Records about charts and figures
###

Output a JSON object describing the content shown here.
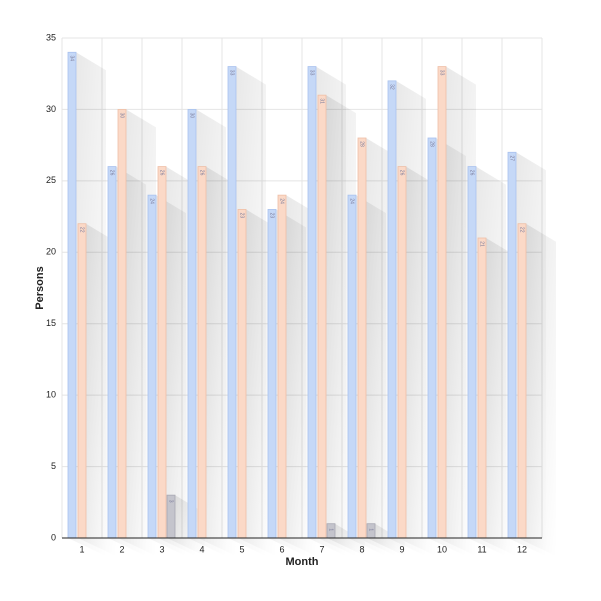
{
  "chart_data": {
    "type": "bar",
    "x_label": "Month",
    "y_label": "Persons",
    "categories": [
      "1",
      "2",
      "3",
      "4",
      "5",
      "6",
      "7",
      "8",
      "9",
      "10",
      "11",
      "12"
    ],
    "series": [
      {
        "color": "#c5d8f7",
        "stroke": "#a9c2ee",
        "values": [
          34,
          26,
          24,
          30,
          33,
          23,
          33,
          24,
          32,
          28,
          26,
          27
        ]
      },
      {
        "color": "#fbd9c7",
        "stroke": "#efbfa6",
        "values": [
          22,
          30,
          26,
          26,
          23,
          24,
          31,
          28,
          26,
          33,
          21,
          22
        ]
      },
      {
        "color": "#c4c4cc",
        "stroke": "#a8a8b2",
        "values": [
          null,
          null,
          3,
          null,
          null,
          null,
          1,
          1,
          null,
          null,
          null,
          null
        ]
      }
    ],
    "ylim": [
      0,
      35
    ],
    "yticks": [
      0,
      5,
      10,
      15,
      20,
      25,
      30,
      35
    ],
    "grid": true
  }
}
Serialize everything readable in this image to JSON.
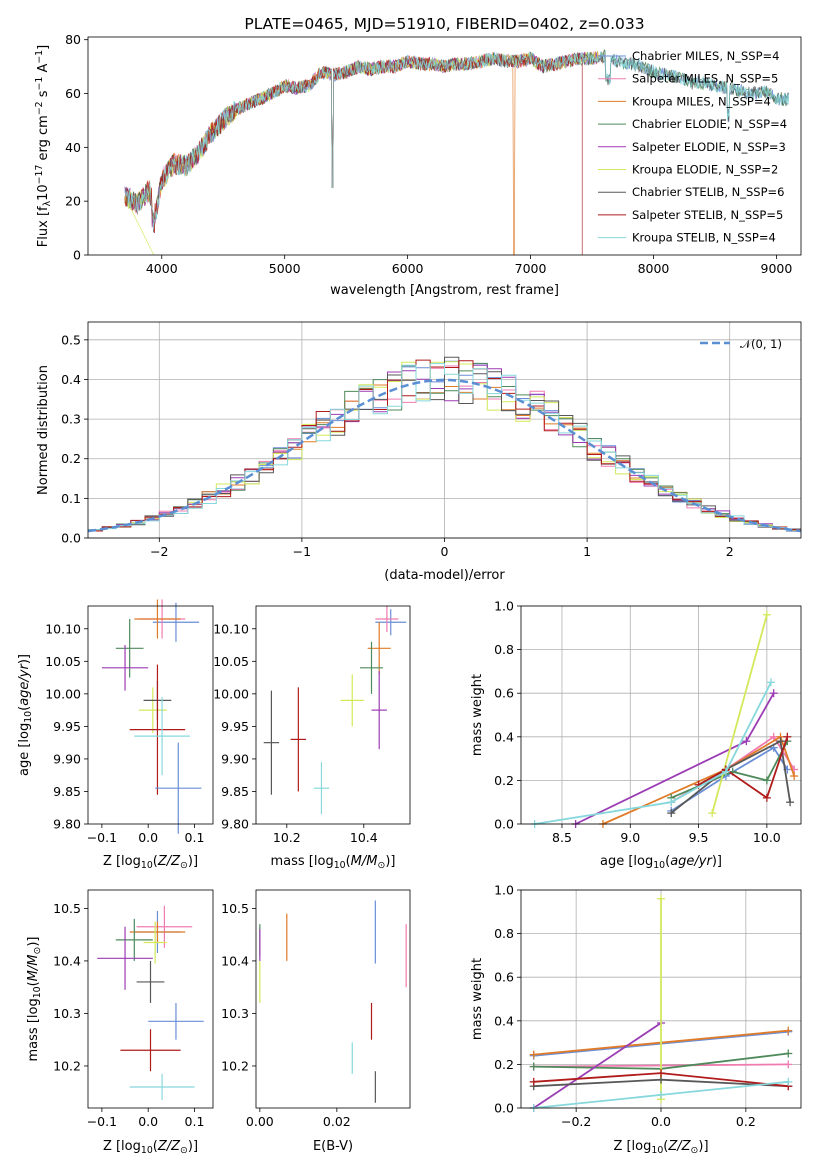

###

WHAT YOU ARE ASKED TO DO:
Repeat the data exactly, without the pictures.

WRITTEN SOLUTION:
Output a JSON object describing the content shown here.
{
  "chart_data": {
    "type": "bar",
    "x_label": "Month",
    "y_label": "Persons",
    "categories": [
      "1",
      "2",
      "3",
      "4",
      "5",
      "6",
      "7",
      "8",
      "9",
      "10",
      "11",
      "12"
    ],
    "series": [
      {
        "color": "#c5d8f7",
        "stroke": "#a9c2ee",
        "values": [
          34,
          26,
          24,
          30,
          33,
          23,
          33,
          24,
          32,
          28,
          26,
          27
        ]
      },
      {
        "color": "#fbd9c7",
        "stroke": "#efbfa6",
        "values": [
          22,
          30,
          26,
          26,
          23,
          24,
          31,
          28,
          26,
          33,
          21,
          22
        ]
      },
      {
        "color": "#c4c4cc",
        "stroke": "#a8a8b2",
        "values": [
          null,
          null,
          3,
          null,
          null,
          null,
          1,
          1,
          null,
          null,
          null,
          null
        ]
      }
    ],
    "ylim": [
      0,
      35
    ],
    "yticks": [
      0,
      5,
      10,
      15,
      20,
      25,
      30,
      35
    ],
    "grid": true
  }
}
Serialize everything readable in this image to JSON.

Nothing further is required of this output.